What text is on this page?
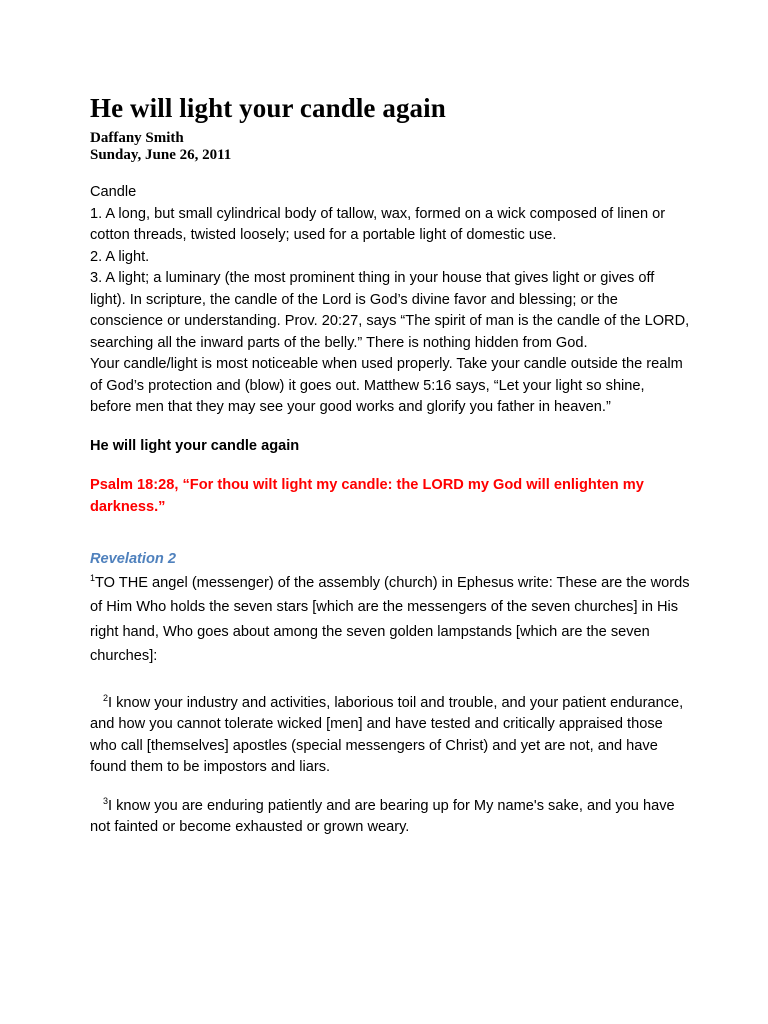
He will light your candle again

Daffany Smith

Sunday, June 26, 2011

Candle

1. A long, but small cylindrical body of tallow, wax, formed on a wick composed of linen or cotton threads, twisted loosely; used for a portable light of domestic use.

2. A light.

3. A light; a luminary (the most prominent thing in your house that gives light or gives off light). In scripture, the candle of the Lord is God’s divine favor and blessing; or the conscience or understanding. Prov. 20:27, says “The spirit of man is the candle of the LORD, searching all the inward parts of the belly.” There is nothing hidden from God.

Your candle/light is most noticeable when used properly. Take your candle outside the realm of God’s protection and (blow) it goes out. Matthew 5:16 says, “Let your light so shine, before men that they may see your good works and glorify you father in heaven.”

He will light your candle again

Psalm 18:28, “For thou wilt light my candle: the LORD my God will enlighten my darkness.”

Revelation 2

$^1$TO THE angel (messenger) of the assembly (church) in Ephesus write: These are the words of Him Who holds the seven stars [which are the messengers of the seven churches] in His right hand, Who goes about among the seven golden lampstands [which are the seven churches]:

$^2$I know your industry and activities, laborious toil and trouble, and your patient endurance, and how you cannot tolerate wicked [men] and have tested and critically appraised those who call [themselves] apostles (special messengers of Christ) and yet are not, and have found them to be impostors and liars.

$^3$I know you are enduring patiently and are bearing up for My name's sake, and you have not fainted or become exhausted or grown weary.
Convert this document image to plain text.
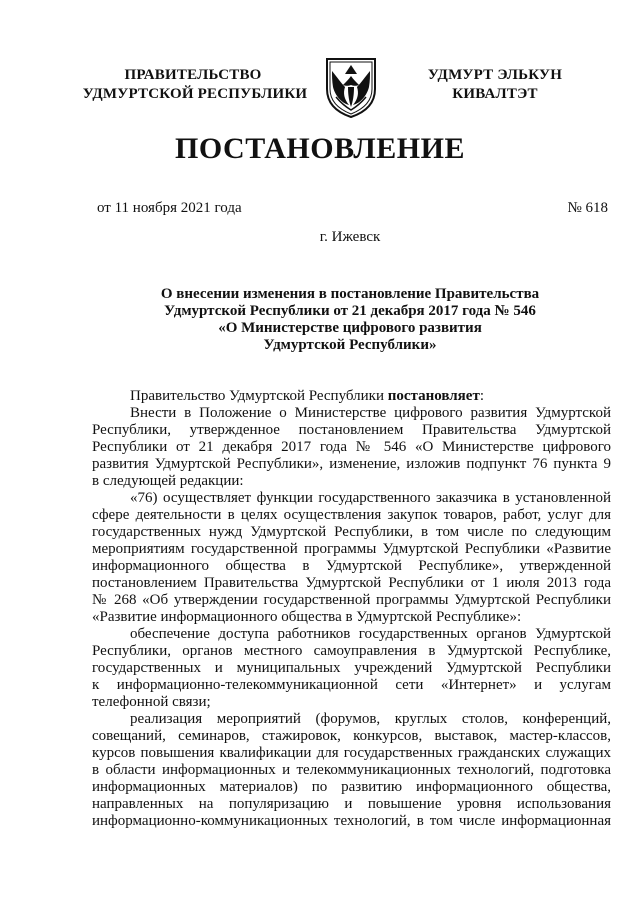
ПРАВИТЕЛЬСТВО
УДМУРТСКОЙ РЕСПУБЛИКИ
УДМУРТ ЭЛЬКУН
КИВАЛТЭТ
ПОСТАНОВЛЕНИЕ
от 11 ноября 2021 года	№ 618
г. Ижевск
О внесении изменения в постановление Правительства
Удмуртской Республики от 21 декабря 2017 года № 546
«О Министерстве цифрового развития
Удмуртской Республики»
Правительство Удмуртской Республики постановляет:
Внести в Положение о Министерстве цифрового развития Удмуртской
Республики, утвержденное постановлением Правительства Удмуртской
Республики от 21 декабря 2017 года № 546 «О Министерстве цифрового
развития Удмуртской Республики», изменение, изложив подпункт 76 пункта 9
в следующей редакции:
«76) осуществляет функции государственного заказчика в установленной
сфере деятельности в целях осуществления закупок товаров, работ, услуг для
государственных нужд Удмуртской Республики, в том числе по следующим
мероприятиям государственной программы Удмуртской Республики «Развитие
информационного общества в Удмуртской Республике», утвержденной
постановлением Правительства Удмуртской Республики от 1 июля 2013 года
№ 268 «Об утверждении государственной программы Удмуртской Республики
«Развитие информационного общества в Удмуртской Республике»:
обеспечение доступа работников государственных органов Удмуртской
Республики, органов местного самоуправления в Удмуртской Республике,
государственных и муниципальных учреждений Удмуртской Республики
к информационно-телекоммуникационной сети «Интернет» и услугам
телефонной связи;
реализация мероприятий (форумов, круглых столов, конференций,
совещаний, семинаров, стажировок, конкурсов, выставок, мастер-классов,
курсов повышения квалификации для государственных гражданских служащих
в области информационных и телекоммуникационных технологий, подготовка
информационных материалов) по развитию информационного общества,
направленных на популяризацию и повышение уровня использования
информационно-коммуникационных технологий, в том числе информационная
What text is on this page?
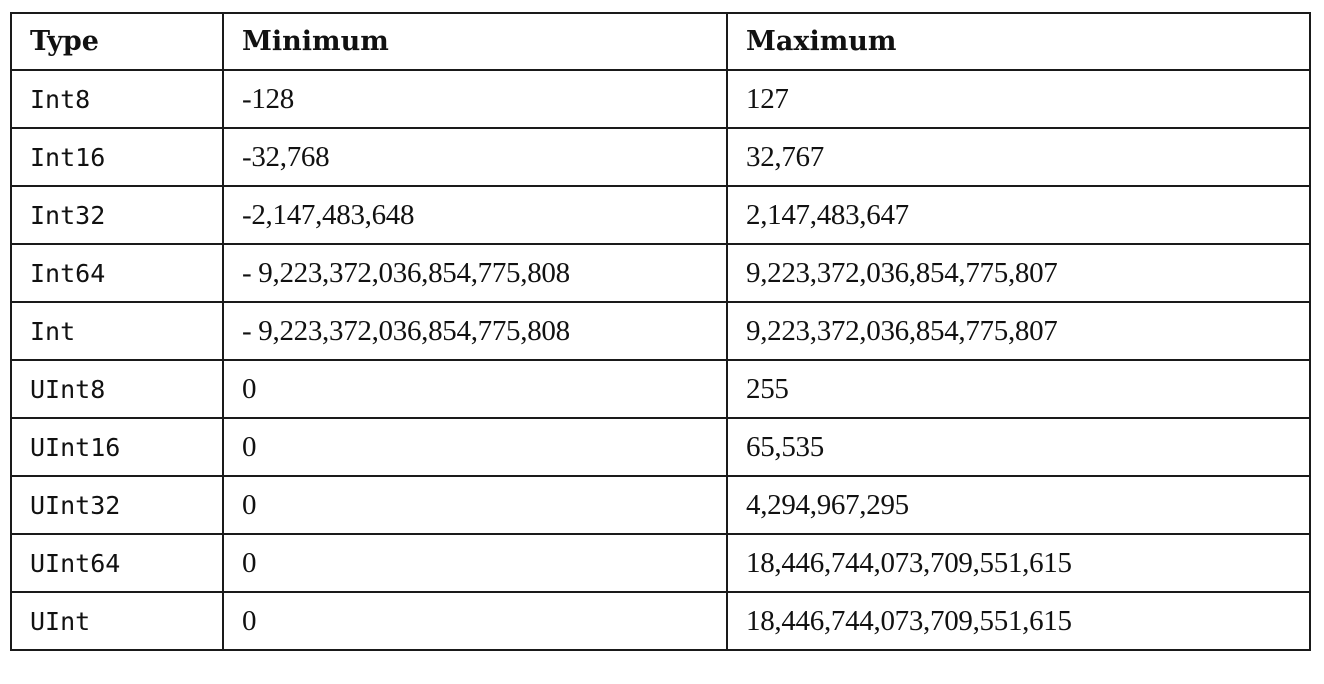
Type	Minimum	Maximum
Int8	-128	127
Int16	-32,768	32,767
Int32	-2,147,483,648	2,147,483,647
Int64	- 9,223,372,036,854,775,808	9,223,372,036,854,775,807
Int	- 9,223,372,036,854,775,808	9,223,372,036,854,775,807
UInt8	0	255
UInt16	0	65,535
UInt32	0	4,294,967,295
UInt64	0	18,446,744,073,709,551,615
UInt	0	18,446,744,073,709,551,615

Task requirements -> From the listing above, pick out every line containing "информационных".

Task solution ->
в области информационных и телекоммуникационных технологий, подготовка
информационных материалов) по развитию информационного общества,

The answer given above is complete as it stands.